> PROBLEM STATEMENT
Copy each line that has the string "arrow" somewhere in it.

Stored items
────────────────

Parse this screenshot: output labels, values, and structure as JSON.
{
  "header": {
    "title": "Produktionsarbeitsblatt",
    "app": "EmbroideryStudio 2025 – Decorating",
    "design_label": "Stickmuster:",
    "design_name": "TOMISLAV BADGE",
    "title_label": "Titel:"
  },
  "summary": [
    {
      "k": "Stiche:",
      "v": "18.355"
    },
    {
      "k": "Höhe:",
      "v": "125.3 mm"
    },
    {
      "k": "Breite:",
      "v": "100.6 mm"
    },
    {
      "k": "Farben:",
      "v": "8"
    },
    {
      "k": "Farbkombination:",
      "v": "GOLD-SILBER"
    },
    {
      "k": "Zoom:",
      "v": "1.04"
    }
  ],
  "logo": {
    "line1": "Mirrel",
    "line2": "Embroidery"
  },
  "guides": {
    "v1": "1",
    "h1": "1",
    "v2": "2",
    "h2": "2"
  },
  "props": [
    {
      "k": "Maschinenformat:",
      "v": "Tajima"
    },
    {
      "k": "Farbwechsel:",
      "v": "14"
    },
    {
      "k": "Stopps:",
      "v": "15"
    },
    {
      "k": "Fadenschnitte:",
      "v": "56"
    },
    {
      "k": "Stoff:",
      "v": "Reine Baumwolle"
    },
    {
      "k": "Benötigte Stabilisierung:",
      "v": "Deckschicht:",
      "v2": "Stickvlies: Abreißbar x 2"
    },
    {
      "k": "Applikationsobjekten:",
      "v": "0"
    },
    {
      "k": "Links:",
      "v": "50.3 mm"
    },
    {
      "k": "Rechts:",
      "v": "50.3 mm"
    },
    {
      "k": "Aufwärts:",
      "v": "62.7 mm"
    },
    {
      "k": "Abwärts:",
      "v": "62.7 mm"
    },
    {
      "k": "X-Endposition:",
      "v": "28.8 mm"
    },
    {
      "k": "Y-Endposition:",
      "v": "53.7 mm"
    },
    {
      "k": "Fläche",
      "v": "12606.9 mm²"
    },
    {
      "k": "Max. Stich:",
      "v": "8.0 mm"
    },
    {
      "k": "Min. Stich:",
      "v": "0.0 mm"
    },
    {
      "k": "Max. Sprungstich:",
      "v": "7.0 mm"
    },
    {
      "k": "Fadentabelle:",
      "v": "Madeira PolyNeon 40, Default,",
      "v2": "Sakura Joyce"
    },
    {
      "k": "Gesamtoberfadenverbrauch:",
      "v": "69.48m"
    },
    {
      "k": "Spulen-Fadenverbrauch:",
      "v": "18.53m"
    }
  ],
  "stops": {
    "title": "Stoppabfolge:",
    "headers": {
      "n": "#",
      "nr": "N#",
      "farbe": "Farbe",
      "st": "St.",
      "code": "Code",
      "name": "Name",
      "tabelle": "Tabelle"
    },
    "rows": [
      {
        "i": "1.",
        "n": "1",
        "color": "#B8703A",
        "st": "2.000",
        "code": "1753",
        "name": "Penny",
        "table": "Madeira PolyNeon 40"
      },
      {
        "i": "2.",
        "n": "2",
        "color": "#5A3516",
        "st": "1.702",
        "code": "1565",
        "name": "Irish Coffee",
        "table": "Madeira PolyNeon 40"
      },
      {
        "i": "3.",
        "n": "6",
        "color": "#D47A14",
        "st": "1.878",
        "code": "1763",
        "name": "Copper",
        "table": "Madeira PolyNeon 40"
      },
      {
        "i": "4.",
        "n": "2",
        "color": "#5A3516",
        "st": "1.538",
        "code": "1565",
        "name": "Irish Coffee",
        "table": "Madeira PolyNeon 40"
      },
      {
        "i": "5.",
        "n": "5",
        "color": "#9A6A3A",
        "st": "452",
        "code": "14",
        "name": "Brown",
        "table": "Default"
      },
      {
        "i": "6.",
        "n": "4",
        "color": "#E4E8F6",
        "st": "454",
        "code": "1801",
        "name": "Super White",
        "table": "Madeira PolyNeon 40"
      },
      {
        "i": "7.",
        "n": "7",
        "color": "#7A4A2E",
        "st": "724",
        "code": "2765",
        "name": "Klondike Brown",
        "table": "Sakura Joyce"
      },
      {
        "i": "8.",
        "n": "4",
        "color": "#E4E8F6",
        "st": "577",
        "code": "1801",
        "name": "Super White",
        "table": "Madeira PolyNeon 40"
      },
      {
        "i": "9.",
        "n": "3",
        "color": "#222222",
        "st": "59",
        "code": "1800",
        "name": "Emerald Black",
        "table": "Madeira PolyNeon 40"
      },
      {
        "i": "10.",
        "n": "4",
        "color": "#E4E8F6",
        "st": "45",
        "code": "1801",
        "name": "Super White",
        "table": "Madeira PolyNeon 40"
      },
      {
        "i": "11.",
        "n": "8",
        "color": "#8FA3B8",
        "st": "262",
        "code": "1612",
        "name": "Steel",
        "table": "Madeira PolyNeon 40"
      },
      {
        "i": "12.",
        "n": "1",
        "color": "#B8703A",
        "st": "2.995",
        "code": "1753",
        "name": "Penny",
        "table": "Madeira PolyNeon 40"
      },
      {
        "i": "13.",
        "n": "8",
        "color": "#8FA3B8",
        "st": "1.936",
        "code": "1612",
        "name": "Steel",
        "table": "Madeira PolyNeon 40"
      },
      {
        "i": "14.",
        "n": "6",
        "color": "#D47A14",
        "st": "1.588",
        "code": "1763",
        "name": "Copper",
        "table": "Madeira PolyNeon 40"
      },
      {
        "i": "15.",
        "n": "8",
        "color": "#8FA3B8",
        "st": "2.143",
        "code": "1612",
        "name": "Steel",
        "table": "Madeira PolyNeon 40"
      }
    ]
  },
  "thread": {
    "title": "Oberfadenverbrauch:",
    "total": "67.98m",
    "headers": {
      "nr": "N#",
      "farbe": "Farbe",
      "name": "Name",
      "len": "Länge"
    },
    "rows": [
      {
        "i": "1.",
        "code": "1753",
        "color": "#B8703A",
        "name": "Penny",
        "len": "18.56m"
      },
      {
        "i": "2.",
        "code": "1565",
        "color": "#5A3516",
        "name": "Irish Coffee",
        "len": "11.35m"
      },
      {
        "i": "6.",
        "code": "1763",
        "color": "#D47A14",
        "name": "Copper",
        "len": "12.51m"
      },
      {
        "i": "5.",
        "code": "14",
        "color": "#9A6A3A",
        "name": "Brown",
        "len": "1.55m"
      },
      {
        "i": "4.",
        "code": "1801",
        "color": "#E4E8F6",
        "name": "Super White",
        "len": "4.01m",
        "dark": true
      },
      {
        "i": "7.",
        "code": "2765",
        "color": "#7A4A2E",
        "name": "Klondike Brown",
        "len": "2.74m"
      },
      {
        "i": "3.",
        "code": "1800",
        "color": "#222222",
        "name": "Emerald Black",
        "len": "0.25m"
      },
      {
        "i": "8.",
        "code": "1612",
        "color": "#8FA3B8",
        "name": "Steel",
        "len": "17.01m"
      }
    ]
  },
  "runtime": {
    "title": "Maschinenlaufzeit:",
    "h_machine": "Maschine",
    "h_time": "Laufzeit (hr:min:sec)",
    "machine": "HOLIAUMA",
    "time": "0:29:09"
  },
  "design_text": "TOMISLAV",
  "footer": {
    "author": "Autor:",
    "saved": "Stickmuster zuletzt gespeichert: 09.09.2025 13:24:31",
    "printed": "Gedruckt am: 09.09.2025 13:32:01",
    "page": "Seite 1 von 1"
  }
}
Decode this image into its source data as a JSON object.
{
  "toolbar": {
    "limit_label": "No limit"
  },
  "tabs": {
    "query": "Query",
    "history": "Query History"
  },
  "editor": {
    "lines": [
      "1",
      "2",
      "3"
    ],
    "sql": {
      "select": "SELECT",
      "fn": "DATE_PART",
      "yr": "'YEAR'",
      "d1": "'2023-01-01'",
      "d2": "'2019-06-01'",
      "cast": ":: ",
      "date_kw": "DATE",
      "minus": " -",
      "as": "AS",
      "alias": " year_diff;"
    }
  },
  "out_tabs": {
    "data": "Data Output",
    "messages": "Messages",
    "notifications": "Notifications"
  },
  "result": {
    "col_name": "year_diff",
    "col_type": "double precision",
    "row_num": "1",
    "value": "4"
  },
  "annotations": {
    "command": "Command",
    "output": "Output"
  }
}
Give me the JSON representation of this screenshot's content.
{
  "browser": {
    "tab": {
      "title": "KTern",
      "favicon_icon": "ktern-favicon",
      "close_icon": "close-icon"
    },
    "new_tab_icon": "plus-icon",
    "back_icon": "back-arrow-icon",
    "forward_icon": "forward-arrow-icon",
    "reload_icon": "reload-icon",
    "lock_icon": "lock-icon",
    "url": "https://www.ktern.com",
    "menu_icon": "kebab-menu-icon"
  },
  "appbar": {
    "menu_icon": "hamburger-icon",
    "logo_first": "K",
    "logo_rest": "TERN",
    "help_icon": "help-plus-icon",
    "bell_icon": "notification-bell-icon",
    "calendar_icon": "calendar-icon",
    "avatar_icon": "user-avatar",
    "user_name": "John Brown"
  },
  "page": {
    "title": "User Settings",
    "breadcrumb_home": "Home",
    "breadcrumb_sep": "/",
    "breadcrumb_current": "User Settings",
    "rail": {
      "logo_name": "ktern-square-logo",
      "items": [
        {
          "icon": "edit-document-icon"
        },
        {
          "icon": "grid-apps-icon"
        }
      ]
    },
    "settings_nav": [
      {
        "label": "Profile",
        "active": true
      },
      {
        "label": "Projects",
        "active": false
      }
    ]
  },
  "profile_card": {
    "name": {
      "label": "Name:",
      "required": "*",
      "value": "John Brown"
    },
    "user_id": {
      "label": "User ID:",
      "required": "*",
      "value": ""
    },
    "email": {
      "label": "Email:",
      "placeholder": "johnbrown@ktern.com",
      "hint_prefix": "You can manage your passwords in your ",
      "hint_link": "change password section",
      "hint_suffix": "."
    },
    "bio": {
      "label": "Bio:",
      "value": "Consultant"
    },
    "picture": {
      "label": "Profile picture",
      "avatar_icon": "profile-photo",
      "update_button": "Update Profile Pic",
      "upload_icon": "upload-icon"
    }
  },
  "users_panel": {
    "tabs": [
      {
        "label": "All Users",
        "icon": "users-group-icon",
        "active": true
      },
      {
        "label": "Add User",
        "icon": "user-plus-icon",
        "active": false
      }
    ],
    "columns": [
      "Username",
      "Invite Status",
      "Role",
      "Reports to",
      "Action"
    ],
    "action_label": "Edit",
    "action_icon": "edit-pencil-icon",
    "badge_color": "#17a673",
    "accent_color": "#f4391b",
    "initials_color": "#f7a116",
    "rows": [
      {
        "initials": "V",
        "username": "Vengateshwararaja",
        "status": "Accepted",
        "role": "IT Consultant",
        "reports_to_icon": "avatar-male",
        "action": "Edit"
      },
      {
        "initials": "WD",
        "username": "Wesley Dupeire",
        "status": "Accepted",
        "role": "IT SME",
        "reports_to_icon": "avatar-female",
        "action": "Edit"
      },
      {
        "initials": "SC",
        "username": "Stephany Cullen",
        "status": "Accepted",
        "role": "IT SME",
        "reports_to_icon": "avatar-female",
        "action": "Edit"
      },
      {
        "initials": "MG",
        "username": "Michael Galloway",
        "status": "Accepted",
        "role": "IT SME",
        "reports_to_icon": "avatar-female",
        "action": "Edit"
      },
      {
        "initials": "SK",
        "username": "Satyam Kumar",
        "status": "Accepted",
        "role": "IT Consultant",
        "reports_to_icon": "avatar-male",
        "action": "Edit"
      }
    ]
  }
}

────────────────

> ANSWER TO THIS TASK
    "back_icon": "back-arrow-icon",
    "forward_icon": "forward-arrow-icon",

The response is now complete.